Short exercise: Determine how many lines include the string "thermal". Output that number only.
------------------------------------
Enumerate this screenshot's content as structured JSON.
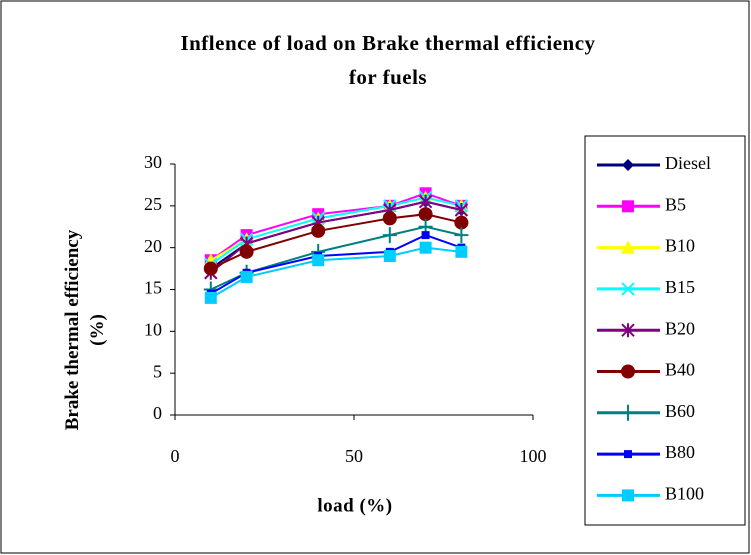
{
  "chart_data": {
    "type": "line",
    "title": "Inflence of load on Brake thermal efficiency",
    "subtitle": "for fuels",
    "x_label": "load (%)",
    "y_label": "Brake thermal efficiency (%)",
    "x": [
      10,
      20,
      40,
      60,
      70,
      80
    ],
    "xlim": [
      0,
      100
    ],
    "xticks": [
      0,
      50,
      100
    ],
    "ylim": [
      0,
      30
    ],
    "yticks": [
      0,
      5,
      10,
      15,
      20,
      25,
      30
    ],
    "series": [
      {
        "name": "Diesel",
        "color": "#000080",
        "marker": "diamond",
        "values": [
          17.5,
          20.5,
          23,
          24.5,
          25.5,
          24.5
        ]
      },
      {
        "name": "B5",
        "color": "#ff00ff",
        "marker": "square",
        "values": [
          18.5,
          21.5,
          24,
          25,
          26.5,
          25
        ]
      },
      {
        "name": "B10",
        "color": "#ffff00",
        "marker": "triangle",
        "values": [
          18.5,
          21,
          23.5,
          25,
          26,
          25
        ]
      },
      {
        "name": "B15",
        "color": "#00ffff",
        "marker": "x",
        "values": [
          18,
          21,
          23.5,
          25,
          26,
          25
        ]
      },
      {
        "name": "B20",
        "color": "#800080",
        "marker": "star",
        "values": [
          17,
          20.5,
          23,
          24.5,
          25.5,
          24.5
        ]
      },
      {
        "name": "B40",
        "color": "#800000",
        "marker": "circle",
        "values": [
          17.5,
          19.5,
          22,
          23.5,
          24,
          23
        ]
      },
      {
        "name": "B60",
        "color": "#008080",
        "marker": "plus",
        "values": [
          15,
          17,
          19.5,
          21.5,
          22.5,
          21.5
        ]
      },
      {
        "name": "B80",
        "color": "#0000ff",
        "marker": "smallsquare",
        "values": [
          14.5,
          17,
          19,
          19.5,
          21.5,
          20
        ]
      },
      {
        "name": "B100",
        "color": "#00ccff",
        "marker": "square",
        "values": [
          14,
          16.5,
          18.5,
          19,
          20,
          19.5
        ]
      }
    ]
  }
}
------------------------------------
Task answer: 2